Requirement: Write out the entries below once more, exactly.

Items from a data source

========

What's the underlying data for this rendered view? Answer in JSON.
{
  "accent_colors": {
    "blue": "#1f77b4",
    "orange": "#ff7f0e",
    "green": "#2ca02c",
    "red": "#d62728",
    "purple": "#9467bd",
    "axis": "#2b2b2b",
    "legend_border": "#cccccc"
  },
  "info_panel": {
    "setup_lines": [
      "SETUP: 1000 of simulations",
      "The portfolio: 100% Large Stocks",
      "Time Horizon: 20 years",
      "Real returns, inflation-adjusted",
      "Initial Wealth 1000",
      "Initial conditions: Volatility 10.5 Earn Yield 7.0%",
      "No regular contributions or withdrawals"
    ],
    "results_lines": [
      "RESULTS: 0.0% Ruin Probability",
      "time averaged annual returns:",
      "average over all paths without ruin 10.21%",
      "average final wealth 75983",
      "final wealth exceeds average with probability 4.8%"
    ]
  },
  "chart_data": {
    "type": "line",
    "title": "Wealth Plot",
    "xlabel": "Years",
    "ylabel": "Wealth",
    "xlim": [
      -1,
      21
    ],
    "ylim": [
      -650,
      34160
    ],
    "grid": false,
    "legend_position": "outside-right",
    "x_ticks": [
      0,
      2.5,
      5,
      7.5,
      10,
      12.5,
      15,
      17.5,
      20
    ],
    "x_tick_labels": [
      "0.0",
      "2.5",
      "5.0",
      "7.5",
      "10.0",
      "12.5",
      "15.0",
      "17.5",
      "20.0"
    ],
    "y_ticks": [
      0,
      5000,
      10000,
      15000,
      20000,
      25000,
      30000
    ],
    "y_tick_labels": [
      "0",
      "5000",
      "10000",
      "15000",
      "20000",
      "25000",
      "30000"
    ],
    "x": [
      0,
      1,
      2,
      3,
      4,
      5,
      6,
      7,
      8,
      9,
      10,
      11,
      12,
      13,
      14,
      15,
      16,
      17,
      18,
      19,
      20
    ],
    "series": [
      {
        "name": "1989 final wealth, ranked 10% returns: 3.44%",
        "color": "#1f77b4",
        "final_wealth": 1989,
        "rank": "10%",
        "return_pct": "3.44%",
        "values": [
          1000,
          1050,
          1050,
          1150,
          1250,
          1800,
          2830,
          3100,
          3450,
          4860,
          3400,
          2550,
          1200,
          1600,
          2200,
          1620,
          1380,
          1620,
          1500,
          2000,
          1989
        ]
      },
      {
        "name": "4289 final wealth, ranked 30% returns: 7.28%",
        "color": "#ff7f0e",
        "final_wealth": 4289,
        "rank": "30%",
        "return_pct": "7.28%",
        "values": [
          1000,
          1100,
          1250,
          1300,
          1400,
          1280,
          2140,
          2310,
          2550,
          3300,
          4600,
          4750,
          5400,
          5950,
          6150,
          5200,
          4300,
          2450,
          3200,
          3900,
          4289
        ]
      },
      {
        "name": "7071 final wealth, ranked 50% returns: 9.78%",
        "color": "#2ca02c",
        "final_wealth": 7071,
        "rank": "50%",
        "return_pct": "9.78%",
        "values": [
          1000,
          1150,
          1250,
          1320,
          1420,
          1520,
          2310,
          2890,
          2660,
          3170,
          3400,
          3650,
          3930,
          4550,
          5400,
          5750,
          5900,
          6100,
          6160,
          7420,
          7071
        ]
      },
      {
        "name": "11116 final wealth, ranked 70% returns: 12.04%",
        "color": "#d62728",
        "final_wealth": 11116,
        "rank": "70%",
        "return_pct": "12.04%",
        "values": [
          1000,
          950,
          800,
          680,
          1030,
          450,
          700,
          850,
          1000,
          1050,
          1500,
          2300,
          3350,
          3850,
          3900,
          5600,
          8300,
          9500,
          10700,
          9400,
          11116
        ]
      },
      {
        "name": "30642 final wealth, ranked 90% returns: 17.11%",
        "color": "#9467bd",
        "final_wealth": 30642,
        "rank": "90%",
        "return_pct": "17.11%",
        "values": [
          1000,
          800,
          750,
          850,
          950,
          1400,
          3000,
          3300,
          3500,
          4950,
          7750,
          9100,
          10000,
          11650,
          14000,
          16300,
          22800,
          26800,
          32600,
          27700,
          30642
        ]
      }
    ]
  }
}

========

Solution for this task:
What's the underlying data for this rendered view? Answer in JSON.
{
  "accent_colors": {
    "blue": "#1f77b4",
    "orange": "#ff7f0e",
    "green": "#2ca02c",
    "red": "#d62728",
    "purple": "#9467bd",
    "axis": "#2b2b2b",
    "legend_border": "#cccccc"
  },
  "info_panel": {
    "setup_lines": [
      "SETUP: 1000 of simulations",
      "The portfolio: 100% Large Stocks",
      "Time Horizon: 20 years",
      "Real returns, inflation-adjusted",
      "Initial Wealth 1000",
      "Initial conditions: Volatility 10.5 Earn Yield 7.0%",
      "No regular contributions or withdrawals"
    ],
    "results_lines": [
      "RESULTS: 0.0% Ruin Probability",
      "time averaged annual returns:",
      "average over all paths without ruin 10.21%",
      "average final wealth 75983",
      "final wealth exceeds average with probability 4.8%"
    ]
  },
  "chart_data": {
    "type": "line",
    "title": "Wealth Plot",
    "xlabel": "Years",
    "ylabel": "Wealth",
    "xlim": [
      -1,
      21
    ],
    "ylim": [
      -650,
      34160
    ],
    "grid": false,
    "legend_position": "outside-right",
    "x_ticks": [
      0,
      2.5,
      5,
      7.5,
      10,
      12.5,
      15,
      17.5,
      20
    ],
    "x_tick_labels": [
      "0.0",
      "2.5",
      "5.0",
      "7.5",
      "10.0",
      "12.5",
      "15.0",
      "17.5",
      "20.0"
    ],
    "y_ticks": [
      0,
      5000,
      10000,
      15000,
      20000,
      25000,
      30000
    ],
    "y_tick_labels": [
      "0",
      "5000",
      "10000",
      "15000",
      "20000",
      "25000",
      "30000"
    ],
    "x": [
      0,
      1,
      2,
      3,
      4,
      5,
      6,
      7,
      8,
      9,
      10,
      11,
      12,
      13,
      14,
      15,
      16,
      17,
      18,
      19,
      20
    ],
    "series": [
      {
        "name": "1989 final wealth, ranked 10% returns: 3.44%",
        "color": "#1f77b4",
        "final_wealth": 1989,
        "rank": "10%",
        "return_pct": "3.44%",
        "values": [
          1000,
          1050,
          1050,
          1150,
          1250,
          1800,
          2830,
          3100,
          3450,
          4860,
          3400,
          2550,
          1200,
          1600,
          2200,
          1620,
          1380,
          1620,
          1500,
          2000,
          1989
        ]
      },
      {
        "name": "4289 final wealth, ranked 30% returns: 7.28%",
        "color": "#ff7f0e",
        "final_wealth": 4289,
        "rank": "30%",
        "return_pct": "7.28%",
        "values": [
          1000,
          1100,
          1250,
          1300,
          1400,
          1280,
          2140,
          2310,
          2550,
          3300,
          4600,
          4750,
          5400,
          5950,
          6150,
          5200,
          4300,
          2450,
          3200,
          3900,
          4289
        ]
      },
      {
        "name": "7071 final wealth, ranked 50% returns: 9.78%",
        "color": "#2ca02c",
        "final_wealth": 7071,
        "rank": "50%",
        "return_pct": "9.78%",
        "values": [
          1000,
          1150,
          1250,
          1320,
          1420,
          1520,
          2310,
          2890,
          2660,
          3170,
          3400,
          3650,
          3930,
          4550,
          5400,
          5750,
          5900,
          6100,
          6160,
          7420,
          7071
        ]
      },
      {
        "name": "11116 final wealth, ranked 70% returns: 12.04%",
        "color": "#d62728",
        "final_wealth": 11116,
        "rank": "70%",
        "return_pct": "12.04%",
        "values": [
          1000,
          950,
          800,
          680,
          1030,
          450,
          700,
          850,
          1000,
          1050,
          1500,
          2300,
          3350,
          3850,
          3900,
          5600,
          8300,
          9500,
          10700,
          9400,
          11116
        ]
      },
      {
        "name": "30642 final wealth, ranked 90% returns: 17.11%",
        "color": "#9467bd",
        "final_wealth": 30642,
        "rank": "90%",
        "return_pct": "17.11%",
        "values": [
          1000,
          800,
          750,
          850,
          950,
          1400,
          3000,
          3300,
          3500,
          4950,
          7750,
          9100,
          10000,
          11650,
          14000,
          16300,
          22800,
          26800,
          32600,
          27700,
          30642
        ]
      }
    ]
  }
}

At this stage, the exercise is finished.